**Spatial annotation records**
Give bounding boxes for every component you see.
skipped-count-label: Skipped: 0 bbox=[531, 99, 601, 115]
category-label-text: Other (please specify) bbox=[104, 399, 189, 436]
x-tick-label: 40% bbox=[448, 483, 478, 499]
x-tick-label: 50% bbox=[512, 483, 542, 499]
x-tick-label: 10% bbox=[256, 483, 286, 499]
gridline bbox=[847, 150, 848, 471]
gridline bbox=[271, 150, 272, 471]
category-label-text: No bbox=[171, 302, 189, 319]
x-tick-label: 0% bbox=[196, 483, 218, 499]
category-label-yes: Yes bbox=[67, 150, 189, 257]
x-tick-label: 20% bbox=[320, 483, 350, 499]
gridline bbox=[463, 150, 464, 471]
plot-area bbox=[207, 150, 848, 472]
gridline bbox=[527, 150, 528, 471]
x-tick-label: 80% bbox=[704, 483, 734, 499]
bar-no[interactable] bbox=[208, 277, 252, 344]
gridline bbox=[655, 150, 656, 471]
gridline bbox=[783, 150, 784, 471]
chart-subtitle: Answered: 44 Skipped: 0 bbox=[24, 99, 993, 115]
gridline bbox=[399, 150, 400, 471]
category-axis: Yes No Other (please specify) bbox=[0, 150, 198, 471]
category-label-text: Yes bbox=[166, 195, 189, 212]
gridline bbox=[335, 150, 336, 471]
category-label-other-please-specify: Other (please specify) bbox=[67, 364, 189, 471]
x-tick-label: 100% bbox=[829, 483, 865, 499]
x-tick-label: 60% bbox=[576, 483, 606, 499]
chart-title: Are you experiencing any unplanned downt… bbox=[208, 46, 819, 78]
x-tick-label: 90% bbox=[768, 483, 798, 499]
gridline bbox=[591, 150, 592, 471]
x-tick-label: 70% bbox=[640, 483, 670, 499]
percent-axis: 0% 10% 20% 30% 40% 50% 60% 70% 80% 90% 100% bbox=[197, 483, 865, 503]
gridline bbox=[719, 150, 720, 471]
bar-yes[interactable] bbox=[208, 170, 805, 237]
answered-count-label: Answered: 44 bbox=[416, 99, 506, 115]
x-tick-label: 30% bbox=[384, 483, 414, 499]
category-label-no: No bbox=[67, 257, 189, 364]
...
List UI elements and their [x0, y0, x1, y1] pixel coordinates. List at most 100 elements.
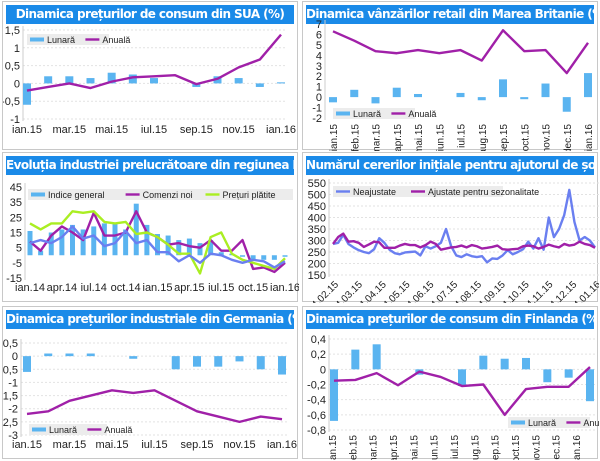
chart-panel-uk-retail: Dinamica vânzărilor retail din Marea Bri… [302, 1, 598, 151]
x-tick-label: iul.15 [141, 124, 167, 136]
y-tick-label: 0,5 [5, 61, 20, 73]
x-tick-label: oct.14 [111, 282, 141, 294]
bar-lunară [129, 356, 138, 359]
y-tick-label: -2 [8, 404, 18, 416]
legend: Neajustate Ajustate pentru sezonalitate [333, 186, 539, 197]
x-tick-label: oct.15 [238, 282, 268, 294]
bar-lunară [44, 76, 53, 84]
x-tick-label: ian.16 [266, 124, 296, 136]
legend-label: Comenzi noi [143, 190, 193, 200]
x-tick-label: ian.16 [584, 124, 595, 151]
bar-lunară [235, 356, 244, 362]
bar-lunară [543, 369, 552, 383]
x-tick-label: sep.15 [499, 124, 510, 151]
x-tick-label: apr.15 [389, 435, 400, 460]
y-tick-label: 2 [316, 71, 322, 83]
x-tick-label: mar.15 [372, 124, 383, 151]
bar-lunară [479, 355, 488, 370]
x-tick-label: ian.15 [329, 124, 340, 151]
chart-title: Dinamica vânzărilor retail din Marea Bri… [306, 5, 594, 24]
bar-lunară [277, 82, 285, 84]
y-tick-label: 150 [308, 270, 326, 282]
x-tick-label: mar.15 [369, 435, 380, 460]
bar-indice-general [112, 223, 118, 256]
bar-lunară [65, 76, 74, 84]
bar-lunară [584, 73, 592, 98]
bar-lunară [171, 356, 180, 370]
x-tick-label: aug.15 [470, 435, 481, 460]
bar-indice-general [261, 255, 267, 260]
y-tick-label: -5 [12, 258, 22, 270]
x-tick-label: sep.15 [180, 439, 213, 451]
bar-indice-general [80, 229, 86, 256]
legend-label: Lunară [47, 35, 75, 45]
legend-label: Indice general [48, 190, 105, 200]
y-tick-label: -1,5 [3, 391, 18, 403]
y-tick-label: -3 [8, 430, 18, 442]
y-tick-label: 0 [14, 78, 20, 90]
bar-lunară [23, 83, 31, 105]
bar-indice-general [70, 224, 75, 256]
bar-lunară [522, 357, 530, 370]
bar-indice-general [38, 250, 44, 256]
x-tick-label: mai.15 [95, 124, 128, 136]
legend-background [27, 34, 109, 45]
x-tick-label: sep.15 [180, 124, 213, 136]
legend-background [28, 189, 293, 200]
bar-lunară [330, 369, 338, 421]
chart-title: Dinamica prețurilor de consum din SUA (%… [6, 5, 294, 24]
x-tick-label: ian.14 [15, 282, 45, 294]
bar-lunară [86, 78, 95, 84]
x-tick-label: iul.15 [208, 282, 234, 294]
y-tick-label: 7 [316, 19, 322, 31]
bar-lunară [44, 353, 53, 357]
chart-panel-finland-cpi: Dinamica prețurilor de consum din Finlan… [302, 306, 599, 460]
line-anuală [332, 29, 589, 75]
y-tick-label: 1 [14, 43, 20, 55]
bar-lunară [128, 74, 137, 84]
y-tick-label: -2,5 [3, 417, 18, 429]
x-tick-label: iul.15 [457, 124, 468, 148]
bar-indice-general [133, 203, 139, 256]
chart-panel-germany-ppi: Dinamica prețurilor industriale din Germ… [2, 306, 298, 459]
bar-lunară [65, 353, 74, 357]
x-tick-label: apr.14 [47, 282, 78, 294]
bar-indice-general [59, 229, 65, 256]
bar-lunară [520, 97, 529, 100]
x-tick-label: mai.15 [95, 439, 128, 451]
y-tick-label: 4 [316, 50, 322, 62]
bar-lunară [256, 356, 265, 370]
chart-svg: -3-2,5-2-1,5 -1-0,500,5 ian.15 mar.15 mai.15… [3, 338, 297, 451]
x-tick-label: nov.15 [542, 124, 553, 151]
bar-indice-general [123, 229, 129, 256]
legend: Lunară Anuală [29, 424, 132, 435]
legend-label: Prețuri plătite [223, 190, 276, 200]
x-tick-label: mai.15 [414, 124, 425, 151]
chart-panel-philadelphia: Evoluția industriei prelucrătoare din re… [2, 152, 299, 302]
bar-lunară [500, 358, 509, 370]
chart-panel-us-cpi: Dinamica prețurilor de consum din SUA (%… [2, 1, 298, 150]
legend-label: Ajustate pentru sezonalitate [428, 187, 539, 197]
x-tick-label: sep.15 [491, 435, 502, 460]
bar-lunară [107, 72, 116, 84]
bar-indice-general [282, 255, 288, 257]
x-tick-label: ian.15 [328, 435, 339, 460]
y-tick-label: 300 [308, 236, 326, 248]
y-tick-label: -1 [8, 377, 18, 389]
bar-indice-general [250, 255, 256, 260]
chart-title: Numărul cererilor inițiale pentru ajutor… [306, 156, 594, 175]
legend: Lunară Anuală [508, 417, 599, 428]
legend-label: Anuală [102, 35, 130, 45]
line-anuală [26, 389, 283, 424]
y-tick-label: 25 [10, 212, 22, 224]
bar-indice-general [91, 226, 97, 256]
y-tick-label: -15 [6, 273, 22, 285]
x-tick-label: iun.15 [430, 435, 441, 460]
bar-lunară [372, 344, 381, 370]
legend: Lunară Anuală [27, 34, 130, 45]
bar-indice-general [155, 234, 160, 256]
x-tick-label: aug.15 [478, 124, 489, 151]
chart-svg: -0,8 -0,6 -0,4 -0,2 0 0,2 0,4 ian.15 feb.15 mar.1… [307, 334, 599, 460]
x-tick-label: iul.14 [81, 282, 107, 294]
--
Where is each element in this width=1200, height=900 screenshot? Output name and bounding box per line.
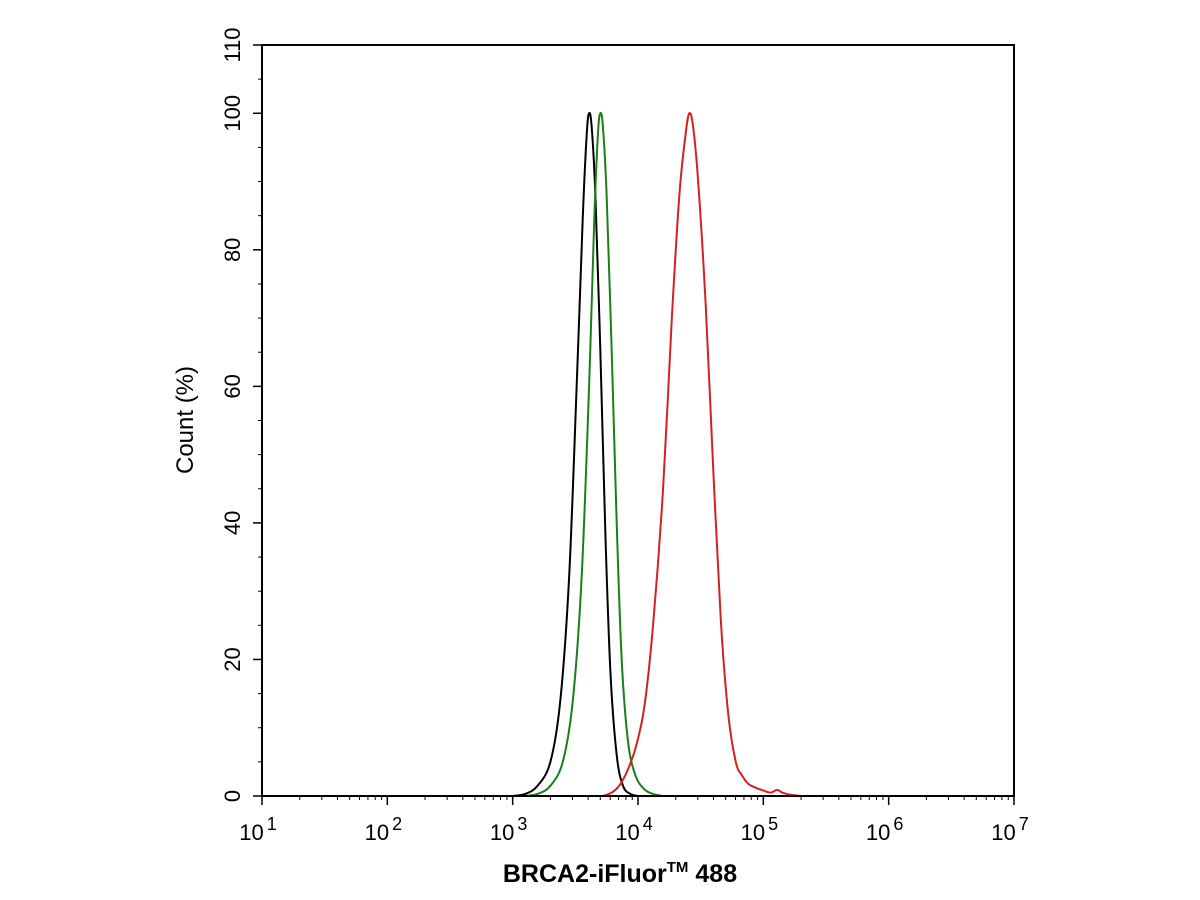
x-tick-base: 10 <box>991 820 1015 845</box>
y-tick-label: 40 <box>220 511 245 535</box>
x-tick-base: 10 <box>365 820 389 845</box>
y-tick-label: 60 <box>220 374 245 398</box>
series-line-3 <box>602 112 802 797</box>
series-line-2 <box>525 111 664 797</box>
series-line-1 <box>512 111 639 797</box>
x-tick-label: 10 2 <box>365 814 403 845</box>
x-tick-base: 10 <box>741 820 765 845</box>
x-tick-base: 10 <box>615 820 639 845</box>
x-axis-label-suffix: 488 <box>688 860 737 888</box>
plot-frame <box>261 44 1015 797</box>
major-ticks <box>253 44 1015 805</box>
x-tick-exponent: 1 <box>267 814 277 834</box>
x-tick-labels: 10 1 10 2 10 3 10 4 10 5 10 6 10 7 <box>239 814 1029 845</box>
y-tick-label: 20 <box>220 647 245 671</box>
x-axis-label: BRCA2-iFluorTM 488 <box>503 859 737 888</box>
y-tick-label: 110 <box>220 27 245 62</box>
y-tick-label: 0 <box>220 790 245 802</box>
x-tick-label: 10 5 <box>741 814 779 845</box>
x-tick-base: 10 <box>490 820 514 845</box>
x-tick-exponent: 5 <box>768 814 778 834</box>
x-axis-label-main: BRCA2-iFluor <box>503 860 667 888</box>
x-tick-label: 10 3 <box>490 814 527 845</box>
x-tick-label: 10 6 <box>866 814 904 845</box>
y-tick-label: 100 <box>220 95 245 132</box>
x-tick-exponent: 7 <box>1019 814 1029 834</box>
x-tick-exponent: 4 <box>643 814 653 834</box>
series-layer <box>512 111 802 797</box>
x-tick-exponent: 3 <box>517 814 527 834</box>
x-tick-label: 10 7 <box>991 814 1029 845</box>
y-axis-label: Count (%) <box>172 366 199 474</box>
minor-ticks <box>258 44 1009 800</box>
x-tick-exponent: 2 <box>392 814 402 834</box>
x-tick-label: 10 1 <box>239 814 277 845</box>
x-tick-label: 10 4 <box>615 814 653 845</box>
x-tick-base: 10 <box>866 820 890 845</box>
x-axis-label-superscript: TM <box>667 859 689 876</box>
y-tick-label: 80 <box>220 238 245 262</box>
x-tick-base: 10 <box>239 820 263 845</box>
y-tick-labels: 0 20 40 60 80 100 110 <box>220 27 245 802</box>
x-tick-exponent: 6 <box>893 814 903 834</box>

**Instructions for the task**
Substitute "horizontal-tick-label" for "x-tick-label" in the rows from the line with "chart-panel-uk-retail: Dinamica vânzărilor" up to and including the line with "bar-lunară [129, 356, 138, 359]". Write out only those lines, with nothing else changed.

**Correct output**
chart-panel-uk-retail: Dinamica vânzărilor retail din Marea Bri… [302, 1, 598, 151]
horizontal-tick-label: iul.15 [141, 124, 167, 136]
y-tick-label: 0,5 [5, 61, 20, 73]
horizontal-tick-label: oct.14 [111, 282, 141, 294]
bar-lunară [129, 356, 138, 359]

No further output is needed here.